**THE EXERCISE:**
Every entry must be duplicated precisely as written.

**EXERCISE MATERIALS:**
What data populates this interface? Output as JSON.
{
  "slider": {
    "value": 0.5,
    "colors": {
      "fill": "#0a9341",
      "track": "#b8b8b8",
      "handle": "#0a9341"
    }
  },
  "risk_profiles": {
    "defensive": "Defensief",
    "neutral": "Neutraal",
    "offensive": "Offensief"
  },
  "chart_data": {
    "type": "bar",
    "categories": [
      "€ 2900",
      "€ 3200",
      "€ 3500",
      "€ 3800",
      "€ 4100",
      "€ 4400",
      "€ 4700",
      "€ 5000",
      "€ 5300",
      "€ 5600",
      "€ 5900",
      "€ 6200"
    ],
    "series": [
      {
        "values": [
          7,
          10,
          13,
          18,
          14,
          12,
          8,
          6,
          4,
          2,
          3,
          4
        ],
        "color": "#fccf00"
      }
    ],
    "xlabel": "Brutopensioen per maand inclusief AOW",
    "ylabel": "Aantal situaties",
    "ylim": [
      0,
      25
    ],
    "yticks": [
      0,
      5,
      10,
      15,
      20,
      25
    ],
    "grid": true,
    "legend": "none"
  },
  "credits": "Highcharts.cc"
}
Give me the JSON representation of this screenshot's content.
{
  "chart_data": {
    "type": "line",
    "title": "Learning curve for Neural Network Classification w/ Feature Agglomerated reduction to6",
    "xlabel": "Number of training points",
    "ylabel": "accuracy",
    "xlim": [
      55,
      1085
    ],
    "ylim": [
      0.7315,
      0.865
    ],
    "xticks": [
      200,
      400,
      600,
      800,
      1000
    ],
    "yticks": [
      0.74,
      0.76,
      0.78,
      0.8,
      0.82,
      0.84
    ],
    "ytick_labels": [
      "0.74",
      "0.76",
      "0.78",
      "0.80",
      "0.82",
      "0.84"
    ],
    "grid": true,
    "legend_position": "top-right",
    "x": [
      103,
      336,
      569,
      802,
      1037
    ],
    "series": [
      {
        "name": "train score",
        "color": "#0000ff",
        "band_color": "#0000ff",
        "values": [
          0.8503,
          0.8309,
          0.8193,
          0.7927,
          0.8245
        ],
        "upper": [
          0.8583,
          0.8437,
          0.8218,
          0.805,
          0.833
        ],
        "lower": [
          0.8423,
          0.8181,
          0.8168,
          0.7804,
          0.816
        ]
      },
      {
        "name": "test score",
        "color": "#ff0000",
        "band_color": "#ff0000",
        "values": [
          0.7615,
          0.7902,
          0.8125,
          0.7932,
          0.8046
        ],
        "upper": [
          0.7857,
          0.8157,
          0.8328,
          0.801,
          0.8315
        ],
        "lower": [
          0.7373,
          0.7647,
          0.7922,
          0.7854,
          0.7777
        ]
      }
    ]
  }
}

**ANSWER TO THE TASK:**
What data populates this interface? Output as JSON.
{
  "slider": {
    "value": 0.5,
    "colors": {
      "fill": "#0a9341",
      "track": "#b8b8b8",
      "handle": "#0a9341"
    }
  },
  "risk_profiles": {
    "defensive": "Defensief",
    "neutral": "Neutraal",
    "offensive": "Offensief"
  },
  "chart_data": {
    "type": "bar",
    "categories": [
      "€ 2900",
      "€ 3200",
      "€ 3500",
      "€ 3800",
      "€ 4100",
      "€ 4400",
      "€ 4700",
      "€ 5000",
      "€ 5300",
      "€ 5600",
      "€ 5900",
      "€ 6200"
    ],
    "series": [
      {
        "values": [
          7,
          10,
          13,
          18,
          14,
          12,
          8,
          6,
          4,
          2,
          3,
          4
        ],
        "color": "#fccf00"
      }
    ],
    "xlabel": "Brutopensioen per maand inclusief AOW",
    "ylabel": "Aantal situaties",
    "ylim": [
      0,
      25
    ],
    "yticks": [
      0,
      5,
      10,
      15,
      20,
      25
    ],
    "grid": true,
    "legend": "none"
  },
  "credits": "Highcharts.cc"
}
Give me the JSON representation of this screenshot's content.
{
  "chart_data": {
    "type": "line",
    "title": "Learning curve for Neural Network Classification w/ Feature Agglomerated reduction to6",
    "xlabel": "Number of training points",
    "ylabel": "accuracy",
    "xlim": [
      55,
      1085
    ],
    "ylim": [
      0.7315,
      0.865
    ],
    "xticks": [
      200,
      400,
      600,
      800,
      1000
    ],
    "yticks": [
      0.74,
      0.76,
      0.78,
      0.8,
      0.82,
      0.84
    ],
    "ytick_labels": [
      "0.74",
      "0.76",
      "0.78",
      "0.80",
      "0.82",
      "0.84"
    ],
    "grid": true,
    "legend_position": "top-right",
    "x": [
      103,
      336,
      569,
      802,
      1037
    ],
    "series": [
      {
        "name": "train score",
        "color": "#0000ff",
        "band_color": "#0000ff",
        "values": [
          0.8503,
          0.8309,
          0.8193,
          0.7927,
          0.8245
        ],
        "upper": [
          0.8583,
          0.8437,
          0.8218,
          0.805,
          0.833
        ],
        "lower": [
          0.8423,
          0.8181,
          0.8168,
          0.7804,
          0.816
        ]
      },
      {
        "name": "test score",
        "color": "#ff0000",
        "band_color": "#ff0000",
        "values": [
          0.7615,
          0.7902,
          0.8125,
          0.7932,
          0.8046
        ],
        "upper": [
          0.7857,
          0.8157,
          0.8328,
          0.801,
          0.8315
        ],
        "lower": [
          0.7373,
          0.7647,
          0.7922,
          0.7854,
          0.7777
        ]
      }
    ]
  }
}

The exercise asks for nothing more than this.